> YOUR INSTRUCTIONS
Restate every line of the data word for word, except for the images.
# # # # #
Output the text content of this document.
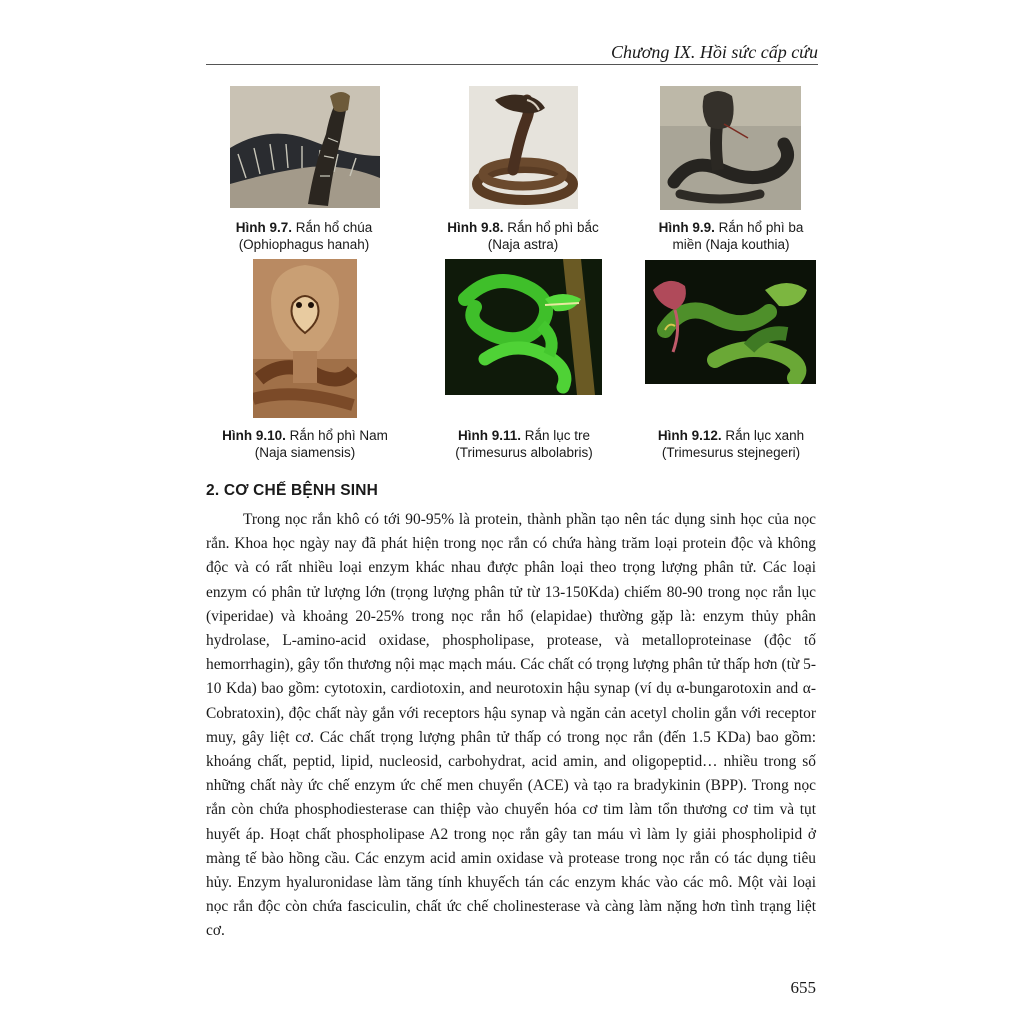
Chương IX. Hồi sức cấp cứu
Hình 9.7. Rắn hổ chúa
(Ophiophagus hanah)
Hình 9.8. Rắn hổ phì bắc
(Naja astra)
Hình 9.9. Rắn hổ phì ba
miền (Naja kouthia)
Hình 9.10. Rắn hổ phì Nam
(Naja siamensis)
Hình 9.11. Rắn lục tre
(Trimesurus albolabris)
Hình 9.12. Rắn lục xanh
(Trimesurus stejnegeri)
2. CƠ CHẾ BỆNH SINH

Trong nọc rắn khô có tới 90-95% là protein, thành phần tạo nên tác dụng sinh học của nọc rắn. Khoa học ngày nay đã phát hiện trong nọc rắn có chứa hàng trăm loại protein độc và không độc và có rất nhiều loại enzym khác nhau được phân loại theo trọng lượng phân tử. Các loại enzym có phân tử lượng lớn (trọng lượng phân tử từ 13-150Kda) chiếm 80-90 trong nọc rắn lục (viperidae) và khoảng 20-25% trong nọc rắn hổ (elapidae) thường gặp là: enzym thủy phân hydrolase, L-amino-acid oxidase, phospholipase, protease, và metalloproteinase (độc tố hemorrhagin), gây tổn thương nội mạc mạch máu. Các chất có trọng lượng phân tử thấp hơn (từ 5-10 Kda) bao gồm: cytotoxin, cardiotoxin, and neurotoxin hậu synap (ví dụ α-bungarotoxin and α-Cobratoxin), độc chất này gắn với receptors hậu synap và ngăn cản acetyl cholin gắn với receptor muy, gây liệt cơ. Các chất trọng lượng phân tử thấp có trong nọc rắn (đến 1.5 KDa) bao gồm: khoáng chất, peptid, lipid, nucleosid, carbohydrat, acid amin, and oligopeptid… nhiều trong số những chất này ức chế enzym ức chế men chuyển (ACE) và tạo ra bradykinin (BPP). Trong nọc rắn còn chứa phosphodiesterase can thiệp vào chuyển hóa cơ tim làm tổn thương cơ tim và tụt huyết áp. Hoạt chất phospholipase A2 trong nọc rắn gây tan máu vì làm ly giải phospholipid ở màng tế bào hồng cầu. Các enzym acid amin oxidase và protease trong nọc rắn có tác dụng tiêu hủy. Enzym hyaluronidase làm tăng tính khuyếch tán các enzym khác vào các mô. Một vài loại nọc rắn độc còn chứa fasciculin, chất ức chế cholinesterase và càng làm nặng hơn tình trạng liệt cơ.

655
# # # # #
> OUTPUT FOR THIS EXERCISE
Output the text content of this document.
Chương IX. Hồi sức cấp cứu
Hình 9.7. Rắn hổ chúa
(Ophiophagus hanah)
Hình 9.8. Rắn hổ phì bắc
(Naja astra)
Hình 9.9. Rắn hổ phì ba
miền (Naja kouthia)
Hình 9.10. Rắn hổ phì Nam
(Naja siamensis)
Hình 9.11. Rắn lục tre
(Trimesurus albolabris)
Hình 9.12. Rắn lục xanh
(Trimesurus stejnegeri)
2. CƠ CHẾ BỆNH SINH

Trong nọc rắn khô có tới 90-95% là protein, thành phần tạo nên tác dụng sinh học của nọc rắn. Khoa học ngày nay đã phát hiện trong nọc rắn có chứa hàng trăm loại protein độc và không độc và có rất nhiều loại enzym khác nhau được phân loại theo trọng lượng phân tử. Các loại enzym có phân tử lượng lớn (trọng lượng phân tử từ 13-150Kda) chiếm 80-90 trong nọc rắn lục (viperidae) và khoảng 20-25% trong nọc rắn hổ (elapidae) thường gặp là: enzym thủy phân hydrolase, L-amino-acid oxidase, phospholipase, protease, và metalloproteinase (độc tố hemorrhagin), gây tổn thương nội mạc mạch máu. Các chất có trọng lượng phân tử thấp hơn (từ 5-10 Kda) bao gồm: cytotoxin, cardiotoxin, and neurotoxin hậu synap (ví dụ α-bungarotoxin and α-Cobratoxin), độc chất này gắn với receptors hậu synap và ngăn cản acetyl cholin gắn với receptor muy, gây liệt cơ. Các chất trọng lượng phân tử thấp có trong nọc rắn (đến 1.5 KDa) bao gồm: khoáng chất, peptid, lipid, nucleosid, carbohydrat, acid amin, and oligopeptid… nhiều trong số những chất này ức chế enzym ức chế men chuyển (ACE) và tạo ra bradykinin (BPP). Trong nọc rắn còn chứa phosphodiesterase can thiệp vào chuyển hóa cơ tim làm tổn thương cơ tim và tụt huyết áp. Hoạt chất phospholipase A2 trong nọc rắn gây tan máu vì làm ly giải phospholipid ở màng tế bào hồng cầu. Các enzym acid amin oxidase và protease trong nọc rắn có tác dụng tiêu hủy. Enzym hyaluronidase làm tăng tính khuyếch tán các enzym khác vào các mô. Một vài loại nọc rắn độc còn chứa fasciculin, chất ức chế cholinesterase và càng làm nặng hơn tình trạng liệt cơ.

655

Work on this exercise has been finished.